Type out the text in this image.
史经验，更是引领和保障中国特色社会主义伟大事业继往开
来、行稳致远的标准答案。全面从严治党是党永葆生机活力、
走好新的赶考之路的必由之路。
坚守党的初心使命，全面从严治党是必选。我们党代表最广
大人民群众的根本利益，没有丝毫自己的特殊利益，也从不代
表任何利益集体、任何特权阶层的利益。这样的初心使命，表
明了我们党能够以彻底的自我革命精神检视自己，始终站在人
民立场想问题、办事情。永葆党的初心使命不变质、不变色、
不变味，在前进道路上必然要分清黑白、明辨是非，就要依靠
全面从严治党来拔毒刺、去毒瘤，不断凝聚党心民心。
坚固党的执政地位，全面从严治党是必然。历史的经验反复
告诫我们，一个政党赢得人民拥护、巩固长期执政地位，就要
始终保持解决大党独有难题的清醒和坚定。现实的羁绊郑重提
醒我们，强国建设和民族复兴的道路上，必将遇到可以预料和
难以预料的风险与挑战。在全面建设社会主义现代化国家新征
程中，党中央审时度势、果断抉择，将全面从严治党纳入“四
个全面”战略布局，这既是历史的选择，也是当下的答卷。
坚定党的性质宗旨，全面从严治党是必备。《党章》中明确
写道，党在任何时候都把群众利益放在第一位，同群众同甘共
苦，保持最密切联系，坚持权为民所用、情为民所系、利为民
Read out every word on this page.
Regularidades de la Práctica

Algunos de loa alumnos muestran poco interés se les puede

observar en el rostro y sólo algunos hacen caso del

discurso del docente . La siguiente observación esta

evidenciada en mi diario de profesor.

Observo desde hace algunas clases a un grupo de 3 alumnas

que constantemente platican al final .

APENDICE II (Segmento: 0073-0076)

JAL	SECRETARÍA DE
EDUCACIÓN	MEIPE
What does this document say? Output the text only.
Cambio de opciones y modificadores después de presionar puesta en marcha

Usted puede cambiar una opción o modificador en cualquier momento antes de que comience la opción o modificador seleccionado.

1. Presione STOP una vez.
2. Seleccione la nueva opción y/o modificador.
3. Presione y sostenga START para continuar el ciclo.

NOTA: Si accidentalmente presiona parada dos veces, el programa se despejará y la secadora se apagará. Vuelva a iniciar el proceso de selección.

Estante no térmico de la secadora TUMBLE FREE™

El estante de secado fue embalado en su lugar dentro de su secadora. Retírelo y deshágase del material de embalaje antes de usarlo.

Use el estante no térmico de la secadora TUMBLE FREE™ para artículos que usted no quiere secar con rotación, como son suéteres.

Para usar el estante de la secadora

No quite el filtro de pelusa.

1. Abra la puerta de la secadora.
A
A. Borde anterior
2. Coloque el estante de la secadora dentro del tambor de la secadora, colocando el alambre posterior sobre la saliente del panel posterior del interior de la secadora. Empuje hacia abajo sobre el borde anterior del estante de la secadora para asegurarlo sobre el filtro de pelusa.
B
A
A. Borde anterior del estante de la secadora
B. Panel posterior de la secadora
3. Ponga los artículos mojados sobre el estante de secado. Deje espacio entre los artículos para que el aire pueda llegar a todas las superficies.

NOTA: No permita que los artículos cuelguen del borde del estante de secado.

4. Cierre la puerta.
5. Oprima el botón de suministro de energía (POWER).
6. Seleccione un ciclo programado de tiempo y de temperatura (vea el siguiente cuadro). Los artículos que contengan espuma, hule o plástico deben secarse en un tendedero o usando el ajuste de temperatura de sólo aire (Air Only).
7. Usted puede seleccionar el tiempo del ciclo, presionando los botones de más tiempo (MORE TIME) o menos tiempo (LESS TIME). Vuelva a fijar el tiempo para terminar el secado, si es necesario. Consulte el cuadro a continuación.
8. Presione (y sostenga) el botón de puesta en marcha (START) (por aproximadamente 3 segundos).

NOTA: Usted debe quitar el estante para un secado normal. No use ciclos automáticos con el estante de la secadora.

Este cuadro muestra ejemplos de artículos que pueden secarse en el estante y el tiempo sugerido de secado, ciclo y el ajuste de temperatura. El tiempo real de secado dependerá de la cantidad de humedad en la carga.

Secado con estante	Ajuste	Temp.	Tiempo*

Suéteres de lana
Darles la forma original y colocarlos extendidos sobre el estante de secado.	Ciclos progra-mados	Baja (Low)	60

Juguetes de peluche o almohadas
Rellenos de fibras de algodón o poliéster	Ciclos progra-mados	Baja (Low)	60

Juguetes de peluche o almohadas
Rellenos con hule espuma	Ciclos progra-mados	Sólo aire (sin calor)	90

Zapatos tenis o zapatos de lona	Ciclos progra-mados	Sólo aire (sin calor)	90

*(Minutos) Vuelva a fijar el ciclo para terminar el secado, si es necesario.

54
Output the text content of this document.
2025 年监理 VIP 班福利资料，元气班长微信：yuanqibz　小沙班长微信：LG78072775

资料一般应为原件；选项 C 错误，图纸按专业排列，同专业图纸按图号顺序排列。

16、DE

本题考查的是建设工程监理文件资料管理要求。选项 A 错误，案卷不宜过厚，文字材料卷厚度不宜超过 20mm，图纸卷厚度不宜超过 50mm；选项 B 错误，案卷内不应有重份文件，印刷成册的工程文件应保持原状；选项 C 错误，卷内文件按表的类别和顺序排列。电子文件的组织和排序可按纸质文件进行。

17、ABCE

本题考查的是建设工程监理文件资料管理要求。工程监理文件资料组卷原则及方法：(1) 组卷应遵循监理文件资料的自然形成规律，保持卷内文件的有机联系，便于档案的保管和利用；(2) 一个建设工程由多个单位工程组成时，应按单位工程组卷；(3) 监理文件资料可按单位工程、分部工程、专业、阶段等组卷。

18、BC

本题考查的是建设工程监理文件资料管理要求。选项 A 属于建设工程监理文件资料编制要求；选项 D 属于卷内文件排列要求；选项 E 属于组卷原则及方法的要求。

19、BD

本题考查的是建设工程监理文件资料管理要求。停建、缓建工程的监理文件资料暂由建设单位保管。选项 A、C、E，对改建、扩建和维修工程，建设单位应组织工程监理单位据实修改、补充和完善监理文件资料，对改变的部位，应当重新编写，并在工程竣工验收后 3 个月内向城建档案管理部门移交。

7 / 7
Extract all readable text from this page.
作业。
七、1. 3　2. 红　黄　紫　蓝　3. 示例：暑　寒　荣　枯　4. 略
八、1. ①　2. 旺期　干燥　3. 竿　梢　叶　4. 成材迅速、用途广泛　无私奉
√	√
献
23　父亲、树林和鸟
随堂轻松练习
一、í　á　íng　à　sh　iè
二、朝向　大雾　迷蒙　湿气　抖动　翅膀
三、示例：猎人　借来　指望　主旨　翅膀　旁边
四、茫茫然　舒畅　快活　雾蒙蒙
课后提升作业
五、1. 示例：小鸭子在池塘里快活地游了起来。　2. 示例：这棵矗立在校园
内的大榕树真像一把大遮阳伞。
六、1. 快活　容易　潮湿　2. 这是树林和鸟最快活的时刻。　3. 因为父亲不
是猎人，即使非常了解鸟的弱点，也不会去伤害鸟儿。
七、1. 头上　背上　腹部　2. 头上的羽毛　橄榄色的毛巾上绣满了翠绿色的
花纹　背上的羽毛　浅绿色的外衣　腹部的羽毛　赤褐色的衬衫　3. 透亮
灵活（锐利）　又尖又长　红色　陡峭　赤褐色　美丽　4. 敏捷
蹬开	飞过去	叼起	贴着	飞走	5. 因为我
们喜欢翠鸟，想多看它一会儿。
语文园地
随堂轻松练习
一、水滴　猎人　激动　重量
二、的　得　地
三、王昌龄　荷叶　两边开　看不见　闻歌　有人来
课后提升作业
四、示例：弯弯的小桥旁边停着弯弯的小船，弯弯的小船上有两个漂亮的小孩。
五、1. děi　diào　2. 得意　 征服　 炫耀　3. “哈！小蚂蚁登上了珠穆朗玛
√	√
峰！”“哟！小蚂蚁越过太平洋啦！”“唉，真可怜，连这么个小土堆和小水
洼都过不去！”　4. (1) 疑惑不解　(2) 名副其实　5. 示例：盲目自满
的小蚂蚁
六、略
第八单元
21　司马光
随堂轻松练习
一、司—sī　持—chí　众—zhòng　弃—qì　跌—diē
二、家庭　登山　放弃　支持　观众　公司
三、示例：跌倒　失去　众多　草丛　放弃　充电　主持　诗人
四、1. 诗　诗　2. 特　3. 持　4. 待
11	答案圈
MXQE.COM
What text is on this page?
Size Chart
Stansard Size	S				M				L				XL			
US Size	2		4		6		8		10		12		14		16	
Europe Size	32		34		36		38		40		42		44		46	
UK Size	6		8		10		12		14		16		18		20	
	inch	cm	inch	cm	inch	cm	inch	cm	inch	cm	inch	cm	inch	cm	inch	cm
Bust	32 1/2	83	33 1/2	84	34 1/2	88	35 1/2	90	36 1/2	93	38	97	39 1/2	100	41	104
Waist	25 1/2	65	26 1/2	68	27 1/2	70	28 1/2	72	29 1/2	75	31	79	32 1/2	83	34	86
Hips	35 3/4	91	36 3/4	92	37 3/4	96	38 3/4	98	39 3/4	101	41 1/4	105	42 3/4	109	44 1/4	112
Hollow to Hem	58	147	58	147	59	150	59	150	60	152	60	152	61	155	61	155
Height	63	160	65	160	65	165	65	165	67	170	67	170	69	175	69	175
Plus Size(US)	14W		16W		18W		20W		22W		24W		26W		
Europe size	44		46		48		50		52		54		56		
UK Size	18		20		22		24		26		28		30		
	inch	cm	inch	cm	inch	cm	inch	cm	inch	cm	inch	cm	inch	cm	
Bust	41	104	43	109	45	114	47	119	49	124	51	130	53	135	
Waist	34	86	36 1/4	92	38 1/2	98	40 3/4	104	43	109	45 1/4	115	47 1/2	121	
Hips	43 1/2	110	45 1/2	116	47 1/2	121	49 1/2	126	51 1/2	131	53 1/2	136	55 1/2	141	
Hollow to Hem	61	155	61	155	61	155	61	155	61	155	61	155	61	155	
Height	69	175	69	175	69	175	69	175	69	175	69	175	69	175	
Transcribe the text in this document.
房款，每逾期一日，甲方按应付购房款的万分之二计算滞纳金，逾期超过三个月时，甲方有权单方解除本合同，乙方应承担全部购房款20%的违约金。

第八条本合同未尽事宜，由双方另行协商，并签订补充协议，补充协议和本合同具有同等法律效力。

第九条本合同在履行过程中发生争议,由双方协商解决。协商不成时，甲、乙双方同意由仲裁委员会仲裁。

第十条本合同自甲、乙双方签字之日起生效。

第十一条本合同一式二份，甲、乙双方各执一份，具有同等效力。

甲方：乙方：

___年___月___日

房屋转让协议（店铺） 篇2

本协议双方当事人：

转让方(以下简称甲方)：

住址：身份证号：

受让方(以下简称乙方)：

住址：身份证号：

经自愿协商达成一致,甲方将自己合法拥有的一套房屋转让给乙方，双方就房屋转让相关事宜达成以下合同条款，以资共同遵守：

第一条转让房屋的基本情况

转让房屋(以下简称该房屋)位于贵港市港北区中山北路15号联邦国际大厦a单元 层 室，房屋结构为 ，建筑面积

--------

> _Exercise description_:
Word for word, quote the lines from the line containing "Transcribe the text in this document." through the end of the material, both included, and nothing else.

> _Exercise result_:
Transcribe the text in this document.
房款，每逾期一日，甲方按应付购房款的万分之二计算滞纳金，逾期超过三个月时，甲方有权单方解除本合同，乙方应承担全部购房款20%的违约金。

第八条本合同未尽事宜，由双方另行协商，并签订补充协议，补充协议和本合同具有同等法律效力。

第九条本合同在履行过程中发生争议,由双方协商解决。协商不成时，甲、乙双方同意由仲裁委员会仲裁。

第十条本合同自甲、乙双方签字之日起生效。

第十一条本合同一式二份，甲、乙双方各执一份，具有同等效力。

甲方：乙方：

___年___月___日

房屋转让协议（店铺） 篇2

本协议双方当事人：

转让方(以下简称甲方)：

住址：身份证号：

受让方(以下简称乙方)：

住址：身份证号：

经自愿协商达成一致,甲方将自己合法拥有的一套房屋转让给乙方，双方就房屋转让相关事宜达成以下合同条款，以资共同遵守：

第一条转让房屋的基本情况

转让房屋(以下简称该房屋)位于贵港市港北区中山北路15号联邦国际大厦a单元 层 室，房屋结构为 ，建筑面积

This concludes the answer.